SET EXERCISE —
Copy every line of the following data that includes the string "Host".

(Dataset rows about figures)
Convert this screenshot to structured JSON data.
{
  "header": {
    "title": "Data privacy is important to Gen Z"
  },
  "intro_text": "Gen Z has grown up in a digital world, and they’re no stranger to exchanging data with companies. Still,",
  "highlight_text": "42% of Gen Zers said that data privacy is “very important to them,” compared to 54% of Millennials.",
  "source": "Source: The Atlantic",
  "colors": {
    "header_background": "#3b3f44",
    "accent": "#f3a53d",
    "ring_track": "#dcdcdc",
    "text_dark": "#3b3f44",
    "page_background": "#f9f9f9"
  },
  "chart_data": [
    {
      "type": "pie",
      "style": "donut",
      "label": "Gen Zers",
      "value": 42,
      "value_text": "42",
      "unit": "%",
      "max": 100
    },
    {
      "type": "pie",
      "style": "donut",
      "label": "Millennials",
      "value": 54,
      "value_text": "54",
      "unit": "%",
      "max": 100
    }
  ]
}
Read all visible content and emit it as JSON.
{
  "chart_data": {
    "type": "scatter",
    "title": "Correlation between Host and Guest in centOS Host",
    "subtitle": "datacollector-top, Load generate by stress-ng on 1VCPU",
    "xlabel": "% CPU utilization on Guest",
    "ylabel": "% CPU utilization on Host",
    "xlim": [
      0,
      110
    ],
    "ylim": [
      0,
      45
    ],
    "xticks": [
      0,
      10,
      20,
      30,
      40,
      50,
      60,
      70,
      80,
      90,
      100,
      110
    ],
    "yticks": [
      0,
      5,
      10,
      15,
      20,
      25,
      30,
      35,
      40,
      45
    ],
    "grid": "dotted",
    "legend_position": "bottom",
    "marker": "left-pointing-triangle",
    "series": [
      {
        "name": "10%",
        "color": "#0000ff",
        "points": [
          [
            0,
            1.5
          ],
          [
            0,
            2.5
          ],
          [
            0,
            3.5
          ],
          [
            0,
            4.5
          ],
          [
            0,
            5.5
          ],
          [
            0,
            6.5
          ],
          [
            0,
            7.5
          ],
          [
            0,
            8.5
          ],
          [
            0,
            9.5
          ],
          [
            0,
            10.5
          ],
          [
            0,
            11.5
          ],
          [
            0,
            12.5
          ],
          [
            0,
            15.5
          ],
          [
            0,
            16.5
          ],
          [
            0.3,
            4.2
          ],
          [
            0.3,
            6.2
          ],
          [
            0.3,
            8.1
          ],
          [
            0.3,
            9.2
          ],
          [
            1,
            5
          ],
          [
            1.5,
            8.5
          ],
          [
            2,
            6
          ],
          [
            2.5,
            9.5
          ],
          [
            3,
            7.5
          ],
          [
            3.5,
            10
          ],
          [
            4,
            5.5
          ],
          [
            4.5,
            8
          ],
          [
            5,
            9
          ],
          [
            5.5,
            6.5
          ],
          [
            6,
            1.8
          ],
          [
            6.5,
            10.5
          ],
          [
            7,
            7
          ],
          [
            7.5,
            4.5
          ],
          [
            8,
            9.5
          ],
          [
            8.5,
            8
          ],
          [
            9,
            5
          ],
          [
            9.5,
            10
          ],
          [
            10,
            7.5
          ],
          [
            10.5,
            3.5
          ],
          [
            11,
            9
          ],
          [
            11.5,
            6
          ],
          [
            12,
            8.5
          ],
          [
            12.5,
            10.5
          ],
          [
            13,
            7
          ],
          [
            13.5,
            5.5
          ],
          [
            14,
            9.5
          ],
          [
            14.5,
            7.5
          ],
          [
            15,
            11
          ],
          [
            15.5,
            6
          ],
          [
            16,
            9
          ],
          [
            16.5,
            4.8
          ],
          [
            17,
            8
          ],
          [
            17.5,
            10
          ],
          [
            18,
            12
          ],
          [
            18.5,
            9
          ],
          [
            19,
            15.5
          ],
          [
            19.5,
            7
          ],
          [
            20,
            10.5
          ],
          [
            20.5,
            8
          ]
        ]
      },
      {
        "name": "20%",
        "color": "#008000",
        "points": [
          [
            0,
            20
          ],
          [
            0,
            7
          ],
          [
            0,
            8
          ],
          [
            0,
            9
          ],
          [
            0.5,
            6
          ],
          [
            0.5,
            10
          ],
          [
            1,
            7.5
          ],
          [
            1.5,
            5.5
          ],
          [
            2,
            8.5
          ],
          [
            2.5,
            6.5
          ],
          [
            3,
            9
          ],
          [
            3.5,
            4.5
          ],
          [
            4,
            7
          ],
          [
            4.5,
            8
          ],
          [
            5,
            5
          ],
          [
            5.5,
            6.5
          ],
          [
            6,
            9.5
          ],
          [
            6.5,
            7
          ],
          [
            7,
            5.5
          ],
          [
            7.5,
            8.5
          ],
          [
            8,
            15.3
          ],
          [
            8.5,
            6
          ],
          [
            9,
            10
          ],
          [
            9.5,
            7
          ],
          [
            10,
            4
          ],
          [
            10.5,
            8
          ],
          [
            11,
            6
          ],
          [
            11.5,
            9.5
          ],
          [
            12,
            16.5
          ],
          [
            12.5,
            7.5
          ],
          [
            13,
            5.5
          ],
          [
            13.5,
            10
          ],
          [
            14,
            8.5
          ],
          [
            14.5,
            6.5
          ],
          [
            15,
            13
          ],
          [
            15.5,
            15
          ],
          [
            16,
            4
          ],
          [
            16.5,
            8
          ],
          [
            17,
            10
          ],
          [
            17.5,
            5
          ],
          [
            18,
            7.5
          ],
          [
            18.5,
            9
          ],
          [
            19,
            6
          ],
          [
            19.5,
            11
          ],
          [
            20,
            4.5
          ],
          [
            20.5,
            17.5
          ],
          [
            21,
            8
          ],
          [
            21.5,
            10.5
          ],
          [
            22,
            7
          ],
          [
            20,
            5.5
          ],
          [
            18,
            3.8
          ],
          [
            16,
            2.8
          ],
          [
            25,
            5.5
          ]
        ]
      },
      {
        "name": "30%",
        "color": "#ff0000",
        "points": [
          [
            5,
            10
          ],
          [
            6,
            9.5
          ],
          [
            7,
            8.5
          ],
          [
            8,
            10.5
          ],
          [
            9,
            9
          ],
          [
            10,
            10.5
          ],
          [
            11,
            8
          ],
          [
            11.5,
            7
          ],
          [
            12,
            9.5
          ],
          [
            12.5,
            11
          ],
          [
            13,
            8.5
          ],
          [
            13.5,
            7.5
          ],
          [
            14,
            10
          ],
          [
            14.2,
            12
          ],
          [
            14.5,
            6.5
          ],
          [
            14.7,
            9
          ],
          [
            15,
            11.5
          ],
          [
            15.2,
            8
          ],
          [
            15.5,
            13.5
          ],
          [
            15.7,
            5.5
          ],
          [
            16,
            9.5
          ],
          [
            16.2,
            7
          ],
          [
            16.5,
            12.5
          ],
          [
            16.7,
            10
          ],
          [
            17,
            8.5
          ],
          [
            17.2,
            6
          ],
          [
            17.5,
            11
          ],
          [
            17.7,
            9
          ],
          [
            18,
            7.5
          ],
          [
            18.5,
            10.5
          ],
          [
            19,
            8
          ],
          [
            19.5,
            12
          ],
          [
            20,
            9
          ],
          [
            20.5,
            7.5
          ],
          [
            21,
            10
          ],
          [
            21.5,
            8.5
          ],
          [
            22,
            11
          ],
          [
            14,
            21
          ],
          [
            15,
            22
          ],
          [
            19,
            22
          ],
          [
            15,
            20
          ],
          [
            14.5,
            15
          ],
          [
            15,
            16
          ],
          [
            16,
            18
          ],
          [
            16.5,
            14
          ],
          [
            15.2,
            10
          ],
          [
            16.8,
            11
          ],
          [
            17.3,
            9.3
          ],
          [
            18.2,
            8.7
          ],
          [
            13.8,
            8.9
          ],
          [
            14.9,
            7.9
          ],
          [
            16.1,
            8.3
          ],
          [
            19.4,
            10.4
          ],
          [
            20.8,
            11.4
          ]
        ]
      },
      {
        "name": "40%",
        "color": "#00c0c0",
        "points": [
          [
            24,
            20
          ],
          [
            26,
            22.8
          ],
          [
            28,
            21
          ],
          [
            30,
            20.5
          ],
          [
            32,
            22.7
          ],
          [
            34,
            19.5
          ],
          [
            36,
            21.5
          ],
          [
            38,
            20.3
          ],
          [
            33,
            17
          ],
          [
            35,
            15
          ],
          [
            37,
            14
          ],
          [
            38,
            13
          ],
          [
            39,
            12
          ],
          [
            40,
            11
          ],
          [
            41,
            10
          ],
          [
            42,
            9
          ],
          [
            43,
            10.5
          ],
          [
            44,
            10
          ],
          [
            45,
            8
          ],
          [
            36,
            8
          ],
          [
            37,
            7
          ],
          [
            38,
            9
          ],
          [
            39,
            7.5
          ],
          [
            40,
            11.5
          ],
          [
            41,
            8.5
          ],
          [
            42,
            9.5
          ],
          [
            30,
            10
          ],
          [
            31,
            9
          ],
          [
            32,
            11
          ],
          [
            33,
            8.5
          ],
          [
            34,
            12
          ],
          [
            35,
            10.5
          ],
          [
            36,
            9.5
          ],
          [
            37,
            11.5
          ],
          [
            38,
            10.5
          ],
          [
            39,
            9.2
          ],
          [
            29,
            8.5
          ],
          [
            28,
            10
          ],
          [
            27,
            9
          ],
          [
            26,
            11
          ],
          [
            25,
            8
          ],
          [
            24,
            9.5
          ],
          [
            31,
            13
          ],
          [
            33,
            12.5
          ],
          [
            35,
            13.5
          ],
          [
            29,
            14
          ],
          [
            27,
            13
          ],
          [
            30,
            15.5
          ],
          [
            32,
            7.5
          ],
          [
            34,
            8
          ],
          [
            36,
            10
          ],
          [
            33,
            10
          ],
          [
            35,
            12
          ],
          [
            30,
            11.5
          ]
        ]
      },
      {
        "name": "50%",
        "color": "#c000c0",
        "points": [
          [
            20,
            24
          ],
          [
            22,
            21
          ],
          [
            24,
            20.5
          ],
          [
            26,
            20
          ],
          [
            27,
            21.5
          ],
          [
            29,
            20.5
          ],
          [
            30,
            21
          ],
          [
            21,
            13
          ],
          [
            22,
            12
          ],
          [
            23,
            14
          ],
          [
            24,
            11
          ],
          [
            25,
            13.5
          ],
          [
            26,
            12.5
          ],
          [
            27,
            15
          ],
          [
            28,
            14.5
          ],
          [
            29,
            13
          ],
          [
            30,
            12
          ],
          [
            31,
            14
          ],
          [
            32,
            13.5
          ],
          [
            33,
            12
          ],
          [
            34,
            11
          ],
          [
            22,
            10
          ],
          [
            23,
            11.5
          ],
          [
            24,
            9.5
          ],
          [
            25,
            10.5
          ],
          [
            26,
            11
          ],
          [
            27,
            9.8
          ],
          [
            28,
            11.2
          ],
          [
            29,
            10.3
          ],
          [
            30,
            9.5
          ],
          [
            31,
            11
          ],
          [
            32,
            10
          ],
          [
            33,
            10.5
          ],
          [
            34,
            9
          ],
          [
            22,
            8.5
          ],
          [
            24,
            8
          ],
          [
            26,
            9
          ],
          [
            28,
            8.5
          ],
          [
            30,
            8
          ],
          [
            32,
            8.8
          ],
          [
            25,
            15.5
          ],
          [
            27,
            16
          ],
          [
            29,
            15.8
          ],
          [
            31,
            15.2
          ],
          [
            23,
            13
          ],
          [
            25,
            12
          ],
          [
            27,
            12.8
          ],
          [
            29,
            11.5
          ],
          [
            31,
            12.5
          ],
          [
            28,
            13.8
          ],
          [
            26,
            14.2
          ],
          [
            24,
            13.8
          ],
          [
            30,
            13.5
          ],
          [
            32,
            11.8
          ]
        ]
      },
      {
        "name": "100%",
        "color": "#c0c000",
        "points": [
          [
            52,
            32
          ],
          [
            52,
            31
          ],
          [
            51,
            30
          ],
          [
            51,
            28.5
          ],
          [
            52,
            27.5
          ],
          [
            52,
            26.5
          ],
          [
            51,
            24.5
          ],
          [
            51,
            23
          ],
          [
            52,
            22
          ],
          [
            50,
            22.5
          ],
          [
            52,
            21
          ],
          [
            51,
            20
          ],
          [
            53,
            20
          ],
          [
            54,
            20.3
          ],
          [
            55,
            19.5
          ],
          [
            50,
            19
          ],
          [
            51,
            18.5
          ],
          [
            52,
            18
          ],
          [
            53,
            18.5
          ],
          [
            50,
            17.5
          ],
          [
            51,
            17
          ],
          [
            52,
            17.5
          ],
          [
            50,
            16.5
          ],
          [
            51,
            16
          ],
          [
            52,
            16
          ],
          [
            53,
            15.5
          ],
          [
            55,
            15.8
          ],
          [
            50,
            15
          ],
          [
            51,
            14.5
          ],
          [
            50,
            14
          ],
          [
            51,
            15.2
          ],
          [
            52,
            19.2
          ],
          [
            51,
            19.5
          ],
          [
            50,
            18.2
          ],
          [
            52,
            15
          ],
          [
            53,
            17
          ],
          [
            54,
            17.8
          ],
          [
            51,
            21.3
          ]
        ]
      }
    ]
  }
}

TASK RESULT —
    "title": "Correlation between Host and Guest in centOS Host",
    "ylabel": "% CPU utilization on Host",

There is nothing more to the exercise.